Dataset items:

##########

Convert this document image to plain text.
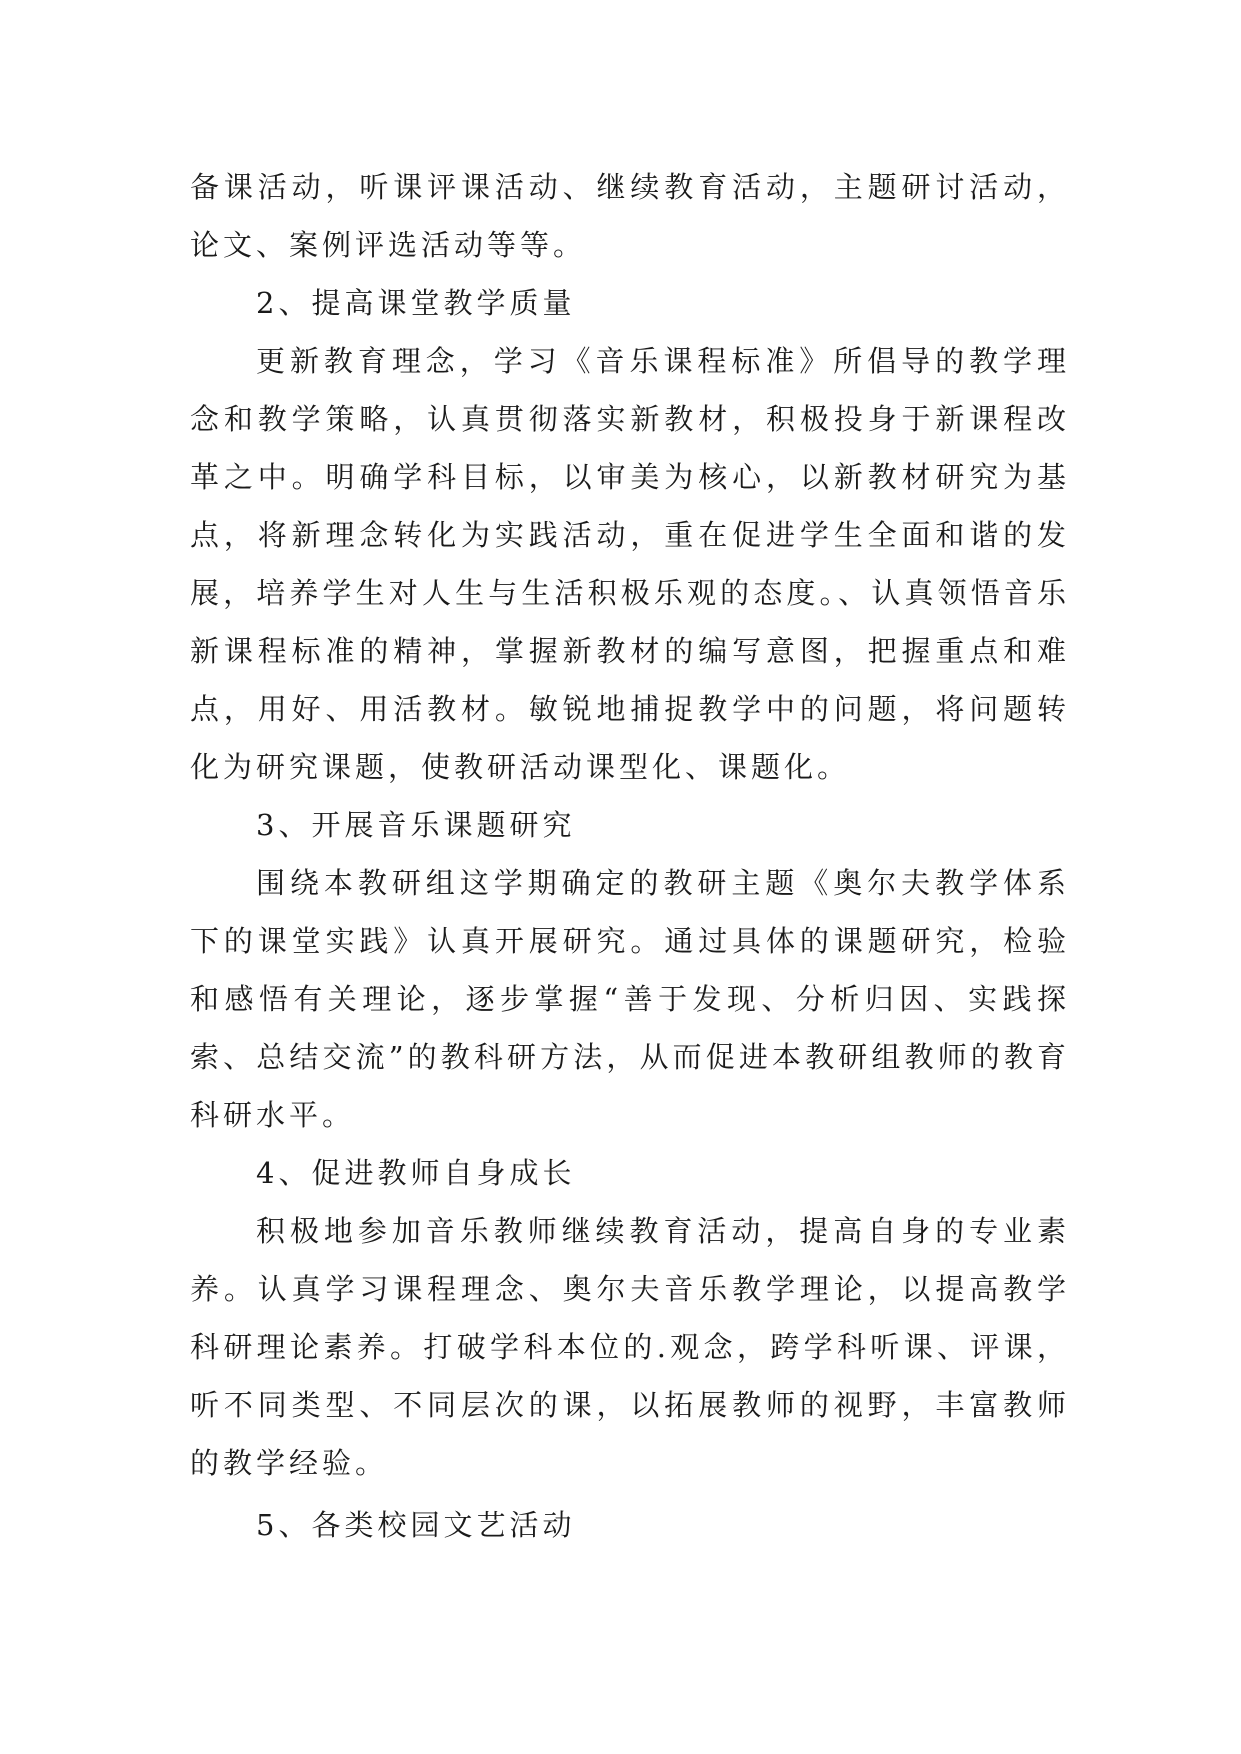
备课活动，听课评课活动、继续教育活动，主题研讨活动，论文、案例评选活动等等。

2、提高课堂教学质量

更新教育理念，学习《音乐课程标准》所倡导的教学理念和教学策略，认真贯彻落实新教材，积极投身于新课程改革之中。明确学科目标，以审美为核心，以新教材研究为基点，将新理念转化为实践活动，重在促进学生全面和谐的发展，培养学生对人生与生活积极乐观的态度。、认真领悟音乐新课程标准的精神，掌握新教材的编写意图，把握重点和难点，用好、用活教材。敏锐地捕捉教学中的问题，将问题转化为研究课题，使教研活动课型化、课题化。

3、开展音乐课题研究

围绕本教研组这学期确定的教研主题《奥尔夫教学体系下的课堂实践》认真开展研究。通过具体的课题研究，检验和感悟有关理论，逐步掌握“善于发现、分析归因、实践探索、总结交流”的教科研方法，从而促进本教研组教师的教育科研水平。

4、促进教师自身成长

积极地参加音乐教师继续教育活动，提高自身的专业素养。认真学习课程理念、奥尔夫音乐教学理论，以提高教学科研理论素养。打破学科本位的.观念，跨学科听课、评课，听不同类型、不同层次的课，以拓展教师的视野，丰富教师的教学经验。

5、各类校园文艺活动
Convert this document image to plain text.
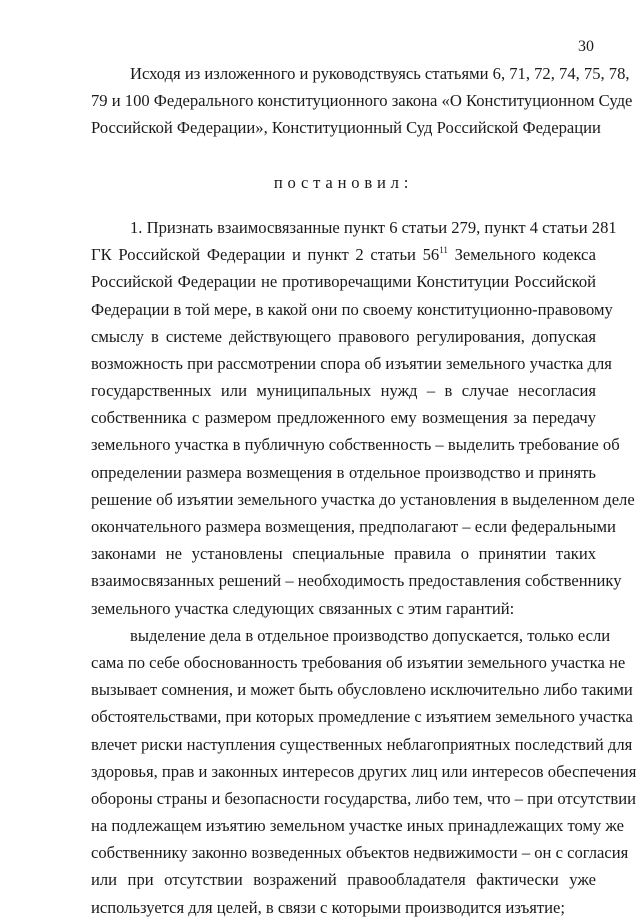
30
Исходя из изложенного и руководствуясь статьями 6, 71, 72, 74, 75, 78,
79 и 100 Федерального конституционного закона «О Конституционном Суде
Российской Федерации», Конституционный Суд Российской Федерации
постановил:
1. Признать взаимосвязанные пункт 6 статьи 279, пункт 4 статьи 281
ГК Российской Федерации и пункт 2 статьи $56^{11}$ Земельного кодекса
Российской Федерации не противоречащими Конституции Российской
Федерации в той мере, в какой они по своему конституционно-правовому
смыслу в системе действующего правового регулирования, допуская
возможность при рассмотрении спора об изъятии земельного участка для
государственных или муниципальных нужд – в случае несогласия
собственника с размером предложенного ему возмещения за передачу
земельного участка в публичную собственность – выделить требование об
определении размера возмещения в отдельное производство и принять
решение об изъятии земельного участка до установления в выделенном деле
окончательного размера возмещения, предполагают – если федеральными
законами не установлены специальные правила о принятии таких
взаимосвязанных решений – необходимость предоставления собственнику
земельного участка следующих связанных с этим гарантий:
выделение дела в отдельное производство допускается, только если
сама по себе обоснованность требования об изъятии земельного участка не
вызывает сомнения, и может быть обусловлено исключительно либо такими
обстоятельствами, при которых промедление с изъятием земельного участка
влечет риски наступления существенных неблагоприятных последствий для
здоровья, прав и законных интересов других лиц или интересов обеспечения
обороны страны и безопасности государства, либо тем, что – при отсутствии
на подлежащем изъятию земельном участке иных принадлежащих тому же
собственнику законно возведенных объектов недвижимости – он с согласия
или при отсутствии возражений правообладателя фактически уже
используется для целей, в связи с которыми производится изъятие;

##########

▸ What to work on: Write out the records above once more, word for word, with no pictures.

▸ Exercise response:
Convert this document image to plain text.
备课活动，听课评课活动、继续教育活动，主题研讨活动，论文、案例评选活动等等。

2、提高课堂教学质量

更新教育理念，学习《音乐课程标准》所倡导的教学理念和教学策略，认真贯彻落实新教材，积极投身于新课程改革之中。明确学科目标，以审美为核心，以新教材研究为基点，将新理念转化为实践活动，重在促进学生全面和谐的发展，培养学生对人生与生活积极乐观的态度。、认真领悟音乐新课程标准的精神，掌握新教材的编写意图，把握重点和难点，用好、用活教材。敏锐地捕捉教学中的问题，将问题转化为研究课题，使教研活动课型化、课题化。

3、开展音乐课题研究

围绕本教研组这学期确定的教研主题《奥尔夫教学体系下的课堂实践》认真开展研究。通过具体的课题研究，检验和感悟有关理论，逐步掌握“善于发现、分析归因、实践探索、总结交流”的教科研方法，从而促进本教研组教师的教育科研水平。

4、促进教师自身成长

积极地参加音乐教师继续教育活动，提高自身的专业素养。认真学习课程理念、奥尔夫音乐教学理论，以提高教学科研理论素养。打破学科本位的.观念，跨学科听课、评课，听不同类型、不同层次的课，以拓展教师的视野，丰富教师的教学经验。

5、各类校园文艺活动
Convert this document image to plain text.
30
Исходя из изложенного и руководствуясь статьями 6, 71, 72, 74, 75, 78,
79 и 100 Федерального конституционного закона «О Конституционном Суде
Российской Федерации», Конституционный Суд Российской Федерации
постановил:
1. Признать взаимосвязанные пункт 6 статьи 279, пункт 4 статьи 281
ГК Российской Федерации и пункт 2 статьи $56^{11}$ Земельного кодекса
Российской Федерации не противоречащими Конституции Российской
Федерации в той мере, в какой они по своему конституционно-правовому
смыслу в системе действующего правового регулирования, допуская
возможность при рассмотрении спора об изъятии земельного участка для
государственных или муниципальных нужд – в случае несогласия
собственника с размером предложенного ему возмещения за передачу
земельного участка в публичную собственность – выделить требование об
определении размера возмещения в отдельное производство и принять
решение об изъятии земельного участка до установления в выделенном деле
окончательного размера возмещения, предполагают – если федеральными
законами не установлены специальные правила о принятии таких
взаимосвязанных решений – необходимость предоставления собственнику
земельного участка следующих связанных с этим гарантий:
выделение дела в отдельное производство допускается, только если
сама по себе обоснованность требования об изъятии земельного участка не
вызывает сомнения, и может быть обусловлено исключительно либо такими
обстоятельствами, при которых промедление с изъятием земельного участка
влечет риски наступления существенных неблагоприятных последствий для
здоровья, прав и законных интересов других лиц или интересов обеспечения
обороны страны и безопасности государства, либо тем, что – при отсутствии
на подлежащем изъятию земельном участке иных принадлежащих тому же
собственнику законно возведенных объектов недвижимости – он с согласия
или при отсутствии возражений правообладателя фактически уже
используется для целей, в связи с которыми производится изъятие;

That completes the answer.